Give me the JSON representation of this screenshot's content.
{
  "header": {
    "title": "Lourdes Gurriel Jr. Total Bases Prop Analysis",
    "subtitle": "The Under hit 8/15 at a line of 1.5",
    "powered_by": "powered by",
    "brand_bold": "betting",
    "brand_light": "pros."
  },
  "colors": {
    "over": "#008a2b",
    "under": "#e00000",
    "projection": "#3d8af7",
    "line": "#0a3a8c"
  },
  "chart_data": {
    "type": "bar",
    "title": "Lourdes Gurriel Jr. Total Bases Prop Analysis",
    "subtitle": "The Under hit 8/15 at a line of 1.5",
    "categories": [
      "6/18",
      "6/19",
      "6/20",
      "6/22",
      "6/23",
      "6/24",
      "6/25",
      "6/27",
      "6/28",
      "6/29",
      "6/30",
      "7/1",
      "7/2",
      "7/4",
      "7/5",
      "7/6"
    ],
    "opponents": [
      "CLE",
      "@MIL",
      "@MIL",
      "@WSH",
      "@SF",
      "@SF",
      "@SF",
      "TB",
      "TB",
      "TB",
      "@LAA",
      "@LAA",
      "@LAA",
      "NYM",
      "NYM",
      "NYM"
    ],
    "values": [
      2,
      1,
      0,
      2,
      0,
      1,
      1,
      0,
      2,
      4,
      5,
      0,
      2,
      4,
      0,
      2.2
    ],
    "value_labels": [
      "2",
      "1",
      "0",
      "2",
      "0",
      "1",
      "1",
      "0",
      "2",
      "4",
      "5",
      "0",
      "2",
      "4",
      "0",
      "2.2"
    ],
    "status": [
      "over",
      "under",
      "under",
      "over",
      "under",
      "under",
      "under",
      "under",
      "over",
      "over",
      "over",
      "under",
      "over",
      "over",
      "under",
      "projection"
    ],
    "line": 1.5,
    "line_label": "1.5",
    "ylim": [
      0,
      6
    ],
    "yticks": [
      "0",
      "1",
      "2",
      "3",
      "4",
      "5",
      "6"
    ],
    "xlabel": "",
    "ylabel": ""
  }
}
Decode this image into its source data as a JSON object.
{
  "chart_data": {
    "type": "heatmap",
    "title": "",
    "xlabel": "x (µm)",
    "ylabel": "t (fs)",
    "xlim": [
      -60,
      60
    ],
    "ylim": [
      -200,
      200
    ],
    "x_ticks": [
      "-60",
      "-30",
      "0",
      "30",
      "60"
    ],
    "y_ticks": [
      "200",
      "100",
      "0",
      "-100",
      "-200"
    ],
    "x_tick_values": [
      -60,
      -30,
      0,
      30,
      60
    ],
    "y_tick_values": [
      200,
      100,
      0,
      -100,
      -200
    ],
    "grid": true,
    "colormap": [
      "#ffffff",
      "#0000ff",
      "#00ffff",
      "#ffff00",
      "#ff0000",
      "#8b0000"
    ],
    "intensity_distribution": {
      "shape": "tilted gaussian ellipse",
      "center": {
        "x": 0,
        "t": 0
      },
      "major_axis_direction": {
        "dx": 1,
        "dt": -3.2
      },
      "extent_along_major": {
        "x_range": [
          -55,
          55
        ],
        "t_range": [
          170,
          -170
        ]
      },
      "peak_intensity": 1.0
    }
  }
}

## Work to complete
Pull out all lines of the data with the string "this".

## Full response
Give me the JSON representation of this screenshot's content.
Decode this image into its source data as a JSON object.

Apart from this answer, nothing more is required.